→ Directions: List each line of the data in which the string "JSON" appears.

→ Data for processing:
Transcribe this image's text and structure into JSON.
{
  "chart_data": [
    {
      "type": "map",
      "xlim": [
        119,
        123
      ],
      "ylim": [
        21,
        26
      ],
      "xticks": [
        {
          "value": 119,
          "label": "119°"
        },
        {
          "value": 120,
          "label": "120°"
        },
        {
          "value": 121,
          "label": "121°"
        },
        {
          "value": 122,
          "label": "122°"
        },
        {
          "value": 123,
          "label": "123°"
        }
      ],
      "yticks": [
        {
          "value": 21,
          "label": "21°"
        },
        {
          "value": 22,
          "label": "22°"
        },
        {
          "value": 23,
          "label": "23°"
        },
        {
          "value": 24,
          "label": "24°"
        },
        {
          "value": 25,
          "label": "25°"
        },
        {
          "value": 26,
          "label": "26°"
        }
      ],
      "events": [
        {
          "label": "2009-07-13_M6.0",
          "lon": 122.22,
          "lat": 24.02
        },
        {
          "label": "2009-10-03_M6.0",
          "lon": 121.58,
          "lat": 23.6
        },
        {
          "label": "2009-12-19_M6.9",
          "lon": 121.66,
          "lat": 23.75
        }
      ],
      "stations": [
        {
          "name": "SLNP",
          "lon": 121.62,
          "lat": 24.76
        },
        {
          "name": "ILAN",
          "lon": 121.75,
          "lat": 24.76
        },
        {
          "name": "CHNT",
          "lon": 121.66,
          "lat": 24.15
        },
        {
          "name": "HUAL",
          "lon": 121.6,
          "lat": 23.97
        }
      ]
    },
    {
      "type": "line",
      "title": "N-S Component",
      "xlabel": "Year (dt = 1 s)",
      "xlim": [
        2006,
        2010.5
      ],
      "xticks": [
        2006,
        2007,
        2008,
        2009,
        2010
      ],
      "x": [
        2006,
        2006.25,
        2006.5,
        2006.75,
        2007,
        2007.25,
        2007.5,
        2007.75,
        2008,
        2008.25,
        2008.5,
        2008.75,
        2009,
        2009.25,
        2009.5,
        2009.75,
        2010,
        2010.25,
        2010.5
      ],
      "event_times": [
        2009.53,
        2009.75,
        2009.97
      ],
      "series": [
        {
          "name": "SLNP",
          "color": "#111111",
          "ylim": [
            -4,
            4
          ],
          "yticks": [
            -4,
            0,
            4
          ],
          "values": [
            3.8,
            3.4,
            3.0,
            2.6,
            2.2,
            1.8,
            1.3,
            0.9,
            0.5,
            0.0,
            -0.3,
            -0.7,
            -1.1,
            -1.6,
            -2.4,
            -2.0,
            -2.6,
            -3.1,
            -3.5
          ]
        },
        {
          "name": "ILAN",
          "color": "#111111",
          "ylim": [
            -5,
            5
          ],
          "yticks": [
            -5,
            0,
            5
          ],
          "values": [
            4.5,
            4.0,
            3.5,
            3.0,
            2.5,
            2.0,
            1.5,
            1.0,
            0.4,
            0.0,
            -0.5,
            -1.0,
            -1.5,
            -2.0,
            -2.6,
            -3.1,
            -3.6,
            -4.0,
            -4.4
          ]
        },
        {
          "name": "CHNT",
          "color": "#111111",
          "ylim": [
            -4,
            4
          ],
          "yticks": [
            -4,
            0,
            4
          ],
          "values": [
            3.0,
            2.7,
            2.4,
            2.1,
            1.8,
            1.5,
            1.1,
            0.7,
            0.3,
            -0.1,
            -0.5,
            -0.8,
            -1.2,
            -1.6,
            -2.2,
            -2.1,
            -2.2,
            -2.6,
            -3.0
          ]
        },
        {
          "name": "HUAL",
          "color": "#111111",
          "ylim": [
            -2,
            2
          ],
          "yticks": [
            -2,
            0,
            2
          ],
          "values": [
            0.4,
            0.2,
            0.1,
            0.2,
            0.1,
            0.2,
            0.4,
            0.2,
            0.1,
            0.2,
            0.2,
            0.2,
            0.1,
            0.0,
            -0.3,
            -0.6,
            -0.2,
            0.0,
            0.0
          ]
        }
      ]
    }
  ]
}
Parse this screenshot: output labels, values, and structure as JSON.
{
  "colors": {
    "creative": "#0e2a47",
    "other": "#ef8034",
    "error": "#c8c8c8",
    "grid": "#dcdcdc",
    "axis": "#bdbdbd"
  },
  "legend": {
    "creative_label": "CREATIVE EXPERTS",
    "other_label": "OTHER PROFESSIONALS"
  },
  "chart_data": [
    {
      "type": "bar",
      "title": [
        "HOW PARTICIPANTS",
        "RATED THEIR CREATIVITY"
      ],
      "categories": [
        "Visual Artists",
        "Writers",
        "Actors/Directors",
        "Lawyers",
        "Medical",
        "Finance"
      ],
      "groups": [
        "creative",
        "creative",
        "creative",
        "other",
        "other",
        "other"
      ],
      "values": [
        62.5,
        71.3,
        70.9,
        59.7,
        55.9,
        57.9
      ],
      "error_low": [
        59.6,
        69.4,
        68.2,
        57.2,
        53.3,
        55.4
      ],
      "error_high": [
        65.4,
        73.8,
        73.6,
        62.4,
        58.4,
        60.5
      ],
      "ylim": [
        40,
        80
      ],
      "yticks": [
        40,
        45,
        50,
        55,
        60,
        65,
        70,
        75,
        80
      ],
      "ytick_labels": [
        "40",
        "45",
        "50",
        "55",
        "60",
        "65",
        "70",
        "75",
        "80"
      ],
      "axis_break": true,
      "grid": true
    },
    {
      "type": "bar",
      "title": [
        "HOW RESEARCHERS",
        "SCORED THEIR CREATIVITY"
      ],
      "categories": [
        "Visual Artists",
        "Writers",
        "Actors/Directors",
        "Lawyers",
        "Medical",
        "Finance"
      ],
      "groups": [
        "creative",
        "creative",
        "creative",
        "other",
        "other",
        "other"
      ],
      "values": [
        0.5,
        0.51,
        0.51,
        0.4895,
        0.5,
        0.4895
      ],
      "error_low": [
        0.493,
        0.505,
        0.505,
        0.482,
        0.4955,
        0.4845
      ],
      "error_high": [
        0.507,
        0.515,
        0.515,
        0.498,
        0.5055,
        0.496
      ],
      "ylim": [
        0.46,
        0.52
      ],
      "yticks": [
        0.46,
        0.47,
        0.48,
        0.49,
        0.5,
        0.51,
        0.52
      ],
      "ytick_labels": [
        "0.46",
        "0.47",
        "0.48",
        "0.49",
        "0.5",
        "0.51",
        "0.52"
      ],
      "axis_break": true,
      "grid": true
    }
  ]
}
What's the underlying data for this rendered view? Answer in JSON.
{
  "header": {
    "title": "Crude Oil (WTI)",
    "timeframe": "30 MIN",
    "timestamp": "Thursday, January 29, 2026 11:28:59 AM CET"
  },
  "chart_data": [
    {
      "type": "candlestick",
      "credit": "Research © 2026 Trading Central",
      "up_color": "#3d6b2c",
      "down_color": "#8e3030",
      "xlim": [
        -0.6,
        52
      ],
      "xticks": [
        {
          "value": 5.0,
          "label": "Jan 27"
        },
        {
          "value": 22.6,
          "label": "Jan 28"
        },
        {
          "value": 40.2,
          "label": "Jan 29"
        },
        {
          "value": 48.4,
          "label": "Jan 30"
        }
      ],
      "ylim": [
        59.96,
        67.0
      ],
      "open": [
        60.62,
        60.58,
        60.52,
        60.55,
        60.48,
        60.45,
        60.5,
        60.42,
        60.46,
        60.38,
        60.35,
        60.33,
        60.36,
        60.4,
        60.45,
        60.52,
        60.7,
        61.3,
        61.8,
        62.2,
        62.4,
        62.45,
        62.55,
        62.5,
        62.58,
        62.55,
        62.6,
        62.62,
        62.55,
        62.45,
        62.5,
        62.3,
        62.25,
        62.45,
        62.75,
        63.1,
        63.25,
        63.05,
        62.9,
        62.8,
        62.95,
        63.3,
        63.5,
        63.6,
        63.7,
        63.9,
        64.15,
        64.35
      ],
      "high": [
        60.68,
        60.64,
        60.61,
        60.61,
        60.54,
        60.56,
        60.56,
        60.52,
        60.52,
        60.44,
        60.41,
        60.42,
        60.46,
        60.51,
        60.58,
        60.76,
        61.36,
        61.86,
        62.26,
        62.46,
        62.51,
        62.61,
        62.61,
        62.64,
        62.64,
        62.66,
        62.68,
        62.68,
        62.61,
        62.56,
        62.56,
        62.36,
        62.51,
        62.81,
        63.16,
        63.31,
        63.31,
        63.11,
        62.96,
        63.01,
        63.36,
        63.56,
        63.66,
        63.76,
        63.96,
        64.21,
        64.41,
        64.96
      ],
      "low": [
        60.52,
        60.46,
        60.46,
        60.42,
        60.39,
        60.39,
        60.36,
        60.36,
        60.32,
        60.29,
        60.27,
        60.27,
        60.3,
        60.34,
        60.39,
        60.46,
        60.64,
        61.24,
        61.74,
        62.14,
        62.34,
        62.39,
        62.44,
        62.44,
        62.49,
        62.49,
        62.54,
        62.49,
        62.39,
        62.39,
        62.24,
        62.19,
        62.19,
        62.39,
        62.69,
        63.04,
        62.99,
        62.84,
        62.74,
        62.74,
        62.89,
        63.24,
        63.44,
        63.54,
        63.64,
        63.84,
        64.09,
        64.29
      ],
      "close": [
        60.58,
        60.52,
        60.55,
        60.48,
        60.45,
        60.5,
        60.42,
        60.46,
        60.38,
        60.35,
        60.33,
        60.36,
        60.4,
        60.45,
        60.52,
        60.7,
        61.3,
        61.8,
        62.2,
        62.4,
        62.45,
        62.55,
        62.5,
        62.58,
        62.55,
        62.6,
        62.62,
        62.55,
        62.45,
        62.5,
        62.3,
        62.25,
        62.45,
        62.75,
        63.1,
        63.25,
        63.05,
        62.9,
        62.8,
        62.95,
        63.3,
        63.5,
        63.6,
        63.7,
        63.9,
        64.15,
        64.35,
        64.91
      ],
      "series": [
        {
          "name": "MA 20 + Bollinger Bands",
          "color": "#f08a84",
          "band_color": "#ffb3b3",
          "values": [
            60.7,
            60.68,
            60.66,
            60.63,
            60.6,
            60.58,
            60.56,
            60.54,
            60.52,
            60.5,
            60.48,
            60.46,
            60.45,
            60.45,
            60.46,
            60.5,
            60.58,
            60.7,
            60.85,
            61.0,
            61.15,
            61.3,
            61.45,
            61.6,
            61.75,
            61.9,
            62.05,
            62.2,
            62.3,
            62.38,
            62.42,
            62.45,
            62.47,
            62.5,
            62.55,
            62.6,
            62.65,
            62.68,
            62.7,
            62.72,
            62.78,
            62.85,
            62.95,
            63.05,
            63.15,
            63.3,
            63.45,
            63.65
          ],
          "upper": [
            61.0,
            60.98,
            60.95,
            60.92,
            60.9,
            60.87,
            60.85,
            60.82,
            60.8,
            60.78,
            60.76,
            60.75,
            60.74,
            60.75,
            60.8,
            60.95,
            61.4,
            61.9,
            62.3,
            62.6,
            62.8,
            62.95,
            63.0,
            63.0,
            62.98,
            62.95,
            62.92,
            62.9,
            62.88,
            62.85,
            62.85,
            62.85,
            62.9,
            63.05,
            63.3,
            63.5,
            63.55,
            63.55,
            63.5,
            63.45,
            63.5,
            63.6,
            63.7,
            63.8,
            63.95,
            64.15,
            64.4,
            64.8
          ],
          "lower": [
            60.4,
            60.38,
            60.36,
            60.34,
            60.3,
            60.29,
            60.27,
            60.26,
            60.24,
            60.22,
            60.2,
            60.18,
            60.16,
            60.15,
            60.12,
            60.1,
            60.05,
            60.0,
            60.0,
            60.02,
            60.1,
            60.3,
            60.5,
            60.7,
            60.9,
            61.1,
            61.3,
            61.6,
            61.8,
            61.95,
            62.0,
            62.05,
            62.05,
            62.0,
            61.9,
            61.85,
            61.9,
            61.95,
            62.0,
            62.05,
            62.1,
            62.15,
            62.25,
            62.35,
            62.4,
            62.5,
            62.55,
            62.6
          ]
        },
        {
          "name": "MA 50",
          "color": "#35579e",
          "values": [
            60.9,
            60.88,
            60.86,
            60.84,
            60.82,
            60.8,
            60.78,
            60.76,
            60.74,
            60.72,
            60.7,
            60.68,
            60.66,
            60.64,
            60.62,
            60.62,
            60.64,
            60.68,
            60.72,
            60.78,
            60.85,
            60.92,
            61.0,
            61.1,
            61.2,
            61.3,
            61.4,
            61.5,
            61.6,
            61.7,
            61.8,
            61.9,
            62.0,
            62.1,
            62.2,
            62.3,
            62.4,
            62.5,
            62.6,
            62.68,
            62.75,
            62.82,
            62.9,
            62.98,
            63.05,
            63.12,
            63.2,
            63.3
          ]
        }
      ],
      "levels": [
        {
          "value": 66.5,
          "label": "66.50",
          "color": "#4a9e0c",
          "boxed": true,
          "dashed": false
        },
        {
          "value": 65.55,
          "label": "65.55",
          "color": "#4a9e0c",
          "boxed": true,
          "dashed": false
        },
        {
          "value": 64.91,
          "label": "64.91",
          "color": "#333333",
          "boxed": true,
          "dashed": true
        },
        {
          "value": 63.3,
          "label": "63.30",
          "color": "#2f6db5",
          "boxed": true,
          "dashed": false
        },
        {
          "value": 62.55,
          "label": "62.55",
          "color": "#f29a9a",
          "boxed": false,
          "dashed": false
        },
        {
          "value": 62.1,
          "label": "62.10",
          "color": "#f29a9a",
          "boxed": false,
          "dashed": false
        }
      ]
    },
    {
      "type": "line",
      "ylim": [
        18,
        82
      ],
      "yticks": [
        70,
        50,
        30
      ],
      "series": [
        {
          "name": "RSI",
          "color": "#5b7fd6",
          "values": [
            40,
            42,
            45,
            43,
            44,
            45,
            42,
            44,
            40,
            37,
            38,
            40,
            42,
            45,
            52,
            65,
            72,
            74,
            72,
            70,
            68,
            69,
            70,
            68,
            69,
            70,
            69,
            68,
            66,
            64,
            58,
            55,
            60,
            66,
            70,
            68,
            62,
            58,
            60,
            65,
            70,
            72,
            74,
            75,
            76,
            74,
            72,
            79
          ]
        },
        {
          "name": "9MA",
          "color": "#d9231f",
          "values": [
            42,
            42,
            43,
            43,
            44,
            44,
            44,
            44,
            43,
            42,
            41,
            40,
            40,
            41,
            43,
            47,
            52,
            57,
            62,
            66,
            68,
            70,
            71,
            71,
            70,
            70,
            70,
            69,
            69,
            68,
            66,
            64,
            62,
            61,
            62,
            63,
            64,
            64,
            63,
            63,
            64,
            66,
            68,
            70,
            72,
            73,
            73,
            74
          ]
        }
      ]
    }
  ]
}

→ Task response:
Transcribe this image's text and structure into JSON.
Parse this screenshot: output labels, values, and structure as JSON.
What's the underlying data for this rendered view? Answer in JSON.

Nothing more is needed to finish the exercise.